* _Information provided_:
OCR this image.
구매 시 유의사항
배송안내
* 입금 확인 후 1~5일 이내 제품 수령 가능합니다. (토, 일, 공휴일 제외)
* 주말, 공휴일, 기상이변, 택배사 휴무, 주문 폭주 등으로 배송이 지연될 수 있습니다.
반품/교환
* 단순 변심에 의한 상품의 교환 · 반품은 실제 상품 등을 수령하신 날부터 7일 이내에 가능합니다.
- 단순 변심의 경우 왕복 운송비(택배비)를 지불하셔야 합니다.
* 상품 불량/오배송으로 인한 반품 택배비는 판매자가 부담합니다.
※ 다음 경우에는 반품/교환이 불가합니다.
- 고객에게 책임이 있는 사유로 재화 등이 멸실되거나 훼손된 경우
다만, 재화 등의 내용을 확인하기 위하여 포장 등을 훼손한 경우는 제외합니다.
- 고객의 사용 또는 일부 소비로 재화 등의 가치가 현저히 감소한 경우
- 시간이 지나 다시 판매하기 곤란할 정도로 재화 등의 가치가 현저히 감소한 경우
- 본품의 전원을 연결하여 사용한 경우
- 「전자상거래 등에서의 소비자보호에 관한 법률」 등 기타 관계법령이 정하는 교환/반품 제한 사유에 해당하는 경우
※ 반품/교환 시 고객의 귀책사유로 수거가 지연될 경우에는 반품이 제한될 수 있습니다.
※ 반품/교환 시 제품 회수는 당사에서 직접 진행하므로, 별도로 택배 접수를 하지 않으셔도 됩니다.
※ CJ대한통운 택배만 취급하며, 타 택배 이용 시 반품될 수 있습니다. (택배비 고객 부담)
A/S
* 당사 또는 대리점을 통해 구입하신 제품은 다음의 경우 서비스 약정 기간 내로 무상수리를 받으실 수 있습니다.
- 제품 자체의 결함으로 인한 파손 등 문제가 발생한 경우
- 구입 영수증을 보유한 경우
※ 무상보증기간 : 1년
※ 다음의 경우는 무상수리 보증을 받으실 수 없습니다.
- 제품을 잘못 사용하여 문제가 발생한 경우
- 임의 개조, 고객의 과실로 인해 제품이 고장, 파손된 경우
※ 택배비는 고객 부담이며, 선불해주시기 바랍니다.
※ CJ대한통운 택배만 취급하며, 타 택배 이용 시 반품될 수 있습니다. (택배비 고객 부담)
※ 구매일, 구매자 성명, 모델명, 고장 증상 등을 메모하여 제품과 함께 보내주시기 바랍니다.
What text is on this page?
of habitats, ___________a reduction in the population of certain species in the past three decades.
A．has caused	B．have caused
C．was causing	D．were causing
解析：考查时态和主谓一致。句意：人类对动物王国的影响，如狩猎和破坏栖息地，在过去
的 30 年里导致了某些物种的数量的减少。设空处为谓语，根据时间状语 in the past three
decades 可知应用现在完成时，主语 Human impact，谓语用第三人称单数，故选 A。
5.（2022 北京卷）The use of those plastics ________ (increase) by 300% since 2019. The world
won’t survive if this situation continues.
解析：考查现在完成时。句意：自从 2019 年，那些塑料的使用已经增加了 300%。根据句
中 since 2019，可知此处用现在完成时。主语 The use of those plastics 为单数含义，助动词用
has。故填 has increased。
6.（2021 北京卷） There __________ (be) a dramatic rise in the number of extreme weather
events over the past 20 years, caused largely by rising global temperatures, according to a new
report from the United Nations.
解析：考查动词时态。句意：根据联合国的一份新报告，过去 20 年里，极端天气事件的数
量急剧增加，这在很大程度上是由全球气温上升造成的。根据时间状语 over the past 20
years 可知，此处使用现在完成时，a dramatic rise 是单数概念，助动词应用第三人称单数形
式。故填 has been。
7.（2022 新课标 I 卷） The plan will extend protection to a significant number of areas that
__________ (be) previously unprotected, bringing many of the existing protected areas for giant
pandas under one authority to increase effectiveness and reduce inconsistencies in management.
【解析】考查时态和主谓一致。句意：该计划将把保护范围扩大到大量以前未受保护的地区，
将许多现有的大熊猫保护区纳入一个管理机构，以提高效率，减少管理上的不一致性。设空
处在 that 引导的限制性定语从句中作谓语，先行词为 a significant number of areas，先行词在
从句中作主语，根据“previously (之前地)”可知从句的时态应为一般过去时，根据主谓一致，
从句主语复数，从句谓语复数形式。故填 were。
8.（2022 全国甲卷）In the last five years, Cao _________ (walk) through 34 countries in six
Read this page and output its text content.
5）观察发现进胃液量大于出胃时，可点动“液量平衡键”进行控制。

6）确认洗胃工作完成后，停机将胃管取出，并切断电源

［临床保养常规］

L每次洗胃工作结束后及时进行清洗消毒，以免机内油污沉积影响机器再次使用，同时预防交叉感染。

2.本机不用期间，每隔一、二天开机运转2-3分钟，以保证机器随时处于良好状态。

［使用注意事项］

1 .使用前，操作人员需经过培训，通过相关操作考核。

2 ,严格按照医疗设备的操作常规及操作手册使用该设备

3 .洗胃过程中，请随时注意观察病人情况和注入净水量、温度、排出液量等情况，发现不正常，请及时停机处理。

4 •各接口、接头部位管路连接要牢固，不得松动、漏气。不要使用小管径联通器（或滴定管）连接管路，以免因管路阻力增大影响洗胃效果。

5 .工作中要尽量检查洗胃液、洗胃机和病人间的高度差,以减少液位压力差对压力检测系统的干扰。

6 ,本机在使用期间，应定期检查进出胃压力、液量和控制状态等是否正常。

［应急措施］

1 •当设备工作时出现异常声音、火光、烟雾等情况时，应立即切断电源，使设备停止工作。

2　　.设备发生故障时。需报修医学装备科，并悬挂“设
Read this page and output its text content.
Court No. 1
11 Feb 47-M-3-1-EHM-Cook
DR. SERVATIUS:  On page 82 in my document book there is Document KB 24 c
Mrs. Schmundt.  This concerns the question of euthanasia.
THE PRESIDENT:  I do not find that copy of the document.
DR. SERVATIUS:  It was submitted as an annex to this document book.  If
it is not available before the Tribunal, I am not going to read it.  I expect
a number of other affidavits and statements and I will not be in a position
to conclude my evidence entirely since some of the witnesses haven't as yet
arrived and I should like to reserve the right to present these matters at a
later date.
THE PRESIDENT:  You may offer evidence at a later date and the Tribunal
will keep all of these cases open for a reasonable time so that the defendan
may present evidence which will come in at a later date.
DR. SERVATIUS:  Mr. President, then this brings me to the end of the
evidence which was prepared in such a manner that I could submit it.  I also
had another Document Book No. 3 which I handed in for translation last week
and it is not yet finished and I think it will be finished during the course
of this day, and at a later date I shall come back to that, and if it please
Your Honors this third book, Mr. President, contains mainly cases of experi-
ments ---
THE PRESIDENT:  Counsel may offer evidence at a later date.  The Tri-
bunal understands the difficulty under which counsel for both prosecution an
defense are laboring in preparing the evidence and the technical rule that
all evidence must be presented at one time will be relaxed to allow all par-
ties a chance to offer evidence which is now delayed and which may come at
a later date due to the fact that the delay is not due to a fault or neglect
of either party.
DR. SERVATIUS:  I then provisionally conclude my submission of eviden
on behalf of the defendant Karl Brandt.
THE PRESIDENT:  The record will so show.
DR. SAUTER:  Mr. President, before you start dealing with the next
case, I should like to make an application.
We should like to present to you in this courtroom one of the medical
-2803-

* _Task_:
Find "since". Copy every line it occurs in.

* _Finished task_:
5.（2022 北京卷）The use of those plastics ________ (increase) by 300% since 2019. The world
中 since 2019，可知此处用现在完成时。主语 The use of those plastics 为单数含义，助动词用
to conclude my evidence entirely since some of the witnesses haven't as yet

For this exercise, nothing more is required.